── Dataset rows

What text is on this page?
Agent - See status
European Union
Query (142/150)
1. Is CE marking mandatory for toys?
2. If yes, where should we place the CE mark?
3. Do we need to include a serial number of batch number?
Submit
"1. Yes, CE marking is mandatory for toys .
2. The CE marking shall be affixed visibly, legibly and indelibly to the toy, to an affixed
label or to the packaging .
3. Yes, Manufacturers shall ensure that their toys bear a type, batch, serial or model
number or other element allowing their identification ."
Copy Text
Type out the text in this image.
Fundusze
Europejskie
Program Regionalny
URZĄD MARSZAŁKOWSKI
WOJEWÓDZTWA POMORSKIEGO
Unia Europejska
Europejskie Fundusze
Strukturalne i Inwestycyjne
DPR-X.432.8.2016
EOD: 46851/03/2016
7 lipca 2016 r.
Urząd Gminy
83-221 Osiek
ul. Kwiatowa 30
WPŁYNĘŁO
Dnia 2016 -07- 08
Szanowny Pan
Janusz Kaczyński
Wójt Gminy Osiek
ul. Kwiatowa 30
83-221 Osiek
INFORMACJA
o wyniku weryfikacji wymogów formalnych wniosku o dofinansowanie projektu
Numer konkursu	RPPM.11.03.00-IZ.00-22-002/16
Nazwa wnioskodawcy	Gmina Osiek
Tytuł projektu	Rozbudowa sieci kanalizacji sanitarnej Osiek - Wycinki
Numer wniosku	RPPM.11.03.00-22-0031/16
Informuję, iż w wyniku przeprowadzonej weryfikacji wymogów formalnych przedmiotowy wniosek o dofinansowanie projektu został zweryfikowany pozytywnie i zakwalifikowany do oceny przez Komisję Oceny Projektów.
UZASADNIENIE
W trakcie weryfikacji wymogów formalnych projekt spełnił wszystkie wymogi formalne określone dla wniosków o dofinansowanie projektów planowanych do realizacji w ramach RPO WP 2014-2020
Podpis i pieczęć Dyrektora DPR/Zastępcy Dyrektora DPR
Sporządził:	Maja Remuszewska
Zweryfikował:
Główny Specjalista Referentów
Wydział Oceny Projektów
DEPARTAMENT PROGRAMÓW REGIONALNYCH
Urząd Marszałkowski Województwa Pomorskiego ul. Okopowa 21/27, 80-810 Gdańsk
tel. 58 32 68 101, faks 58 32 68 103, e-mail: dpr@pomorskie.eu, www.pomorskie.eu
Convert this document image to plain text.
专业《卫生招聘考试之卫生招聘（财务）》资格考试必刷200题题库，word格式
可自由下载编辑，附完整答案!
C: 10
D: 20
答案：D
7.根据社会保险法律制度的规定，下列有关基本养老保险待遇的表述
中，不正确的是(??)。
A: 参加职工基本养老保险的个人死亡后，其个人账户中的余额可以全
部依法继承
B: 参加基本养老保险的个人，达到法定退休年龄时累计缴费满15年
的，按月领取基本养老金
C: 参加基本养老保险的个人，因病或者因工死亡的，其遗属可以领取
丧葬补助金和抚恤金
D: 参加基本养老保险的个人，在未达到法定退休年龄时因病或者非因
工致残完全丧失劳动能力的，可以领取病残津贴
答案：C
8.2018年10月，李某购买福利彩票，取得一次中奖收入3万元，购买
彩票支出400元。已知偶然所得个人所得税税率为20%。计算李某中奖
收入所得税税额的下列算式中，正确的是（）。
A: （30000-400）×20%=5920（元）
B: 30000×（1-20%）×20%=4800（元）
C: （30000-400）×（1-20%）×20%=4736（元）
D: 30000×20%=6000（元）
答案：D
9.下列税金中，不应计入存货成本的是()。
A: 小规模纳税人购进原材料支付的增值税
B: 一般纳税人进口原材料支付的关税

────

** Written instruction **
Nothing in the data may differ; print all of it exactly as written.

** Response **
What text is on this page?
Agent - See status
European Union
Query (142/150)
1. Is CE marking mandatory for toys?
2. If yes, where should we place the CE mark?
3. Do we need to include a serial number of batch number?
Submit
"1. Yes, CE marking is mandatory for toys .
2. The CE marking shall be affixed visibly, legibly and indelibly to the toy, to an affixed
label or to the packaging .
3. Yes, Manufacturers shall ensure that their toys bear a type, batch, serial or model
number or other element allowing their identification ."
Copy Text
Type out the text in this image.
Fundusze
Europejskie
Program Regionalny
URZĄD MARSZAŁKOWSKI
WOJEWÓDZTWA POMORSKIEGO
Unia Europejska
Europejskie Fundusze
Strukturalne i Inwestycyjne
DPR-X.432.8.2016
EOD: 46851/03/2016
7 lipca 2016 r.
Urząd Gminy
83-221 Osiek
ul. Kwiatowa 30
WPŁYNĘŁO
Dnia 2016 -07- 08
Szanowny Pan
Janusz Kaczyński
Wójt Gminy Osiek
ul. Kwiatowa 30
83-221 Osiek
INFORMACJA
o wyniku weryfikacji wymogów formalnych wniosku o dofinansowanie projektu
Numer konkursu	RPPM.11.03.00-IZ.00-22-002/16
Nazwa wnioskodawcy	Gmina Osiek
Tytuł projektu	Rozbudowa sieci kanalizacji sanitarnej Osiek - Wycinki
Numer wniosku	RPPM.11.03.00-22-0031/16
Informuję, iż w wyniku przeprowadzonej weryfikacji wymogów formalnych przedmiotowy wniosek o dofinansowanie projektu został zweryfikowany pozytywnie i zakwalifikowany do oceny przez Komisję Oceny Projektów.
UZASADNIENIE
W trakcie weryfikacji wymogów formalnych projekt spełnił wszystkie wymogi formalne określone dla wniosków o dofinansowanie projektów planowanych do realizacji w ramach RPO WP 2014-2020
Podpis i pieczęć Dyrektora DPR/Zastępcy Dyrektora DPR
Sporządził:	Maja Remuszewska
Zweryfikował:
Główny Specjalista Referentów
Wydział Oceny Projektów
DEPARTAMENT PROGRAMÓW REGIONALNYCH
Urząd Marszałkowski Województwa Pomorskiego ul. Okopowa 21/27, 80-810 Gdańsk
tel. 58 32 68 101, faks 58 32 68 103, e-mail: dpr@pomorskie.eu, www.pomorskie.eu
Convert this document image to plain text.
专业《卫生招聘考试之卫生招聘（财务）》资格考试必刷200题题库，word格式
可自由下载编辑，附完整答案!
C: 10
D: 20
答案：D
7.根据社会保险法律制度的规定，下列有关基本养老保险待遇的表述
中，不正确的是(??)。
A: 参加职工基本养老保险的个人死亡后，其个人账户中的余额可以全
部依法继承
B: 参加基本养老保险的个人，达到法定退休年龄时累计缴费满15年
的，按月领取基本养老金
C: 参加基本养老保险的个人，因病或者因工死亡的，其遗属可以领取
丧葬补助金和抚恤金
D: 参加基本养老保险的个人，在未达到法定退休年龄时因病或者非因
工致残完全丧失劳动能力的，可以领取病残津贴
答案：C
8.2018年10月，李某购买福利彩票，取得一次中奖收入3万元，购买
彩票支出400元。已知偶然所得个人所得税税率为20%。计算李某中奖
收入所得税税额的下列算式中，正确的是（）。
A: （30000-400）×20%=5920（元）
B: 30000×（1-20%）×20%=4800（元）
C: （30000-400）×（1-20%）×20%=4736（元）
D: 30000×20%=6000（元）
答案：D
9.下列税金中，不应计入存货成本的是()。
A: 小规模纳税人购进原材料支付的增值税
B: 一般纳税人进口原材料支付的关税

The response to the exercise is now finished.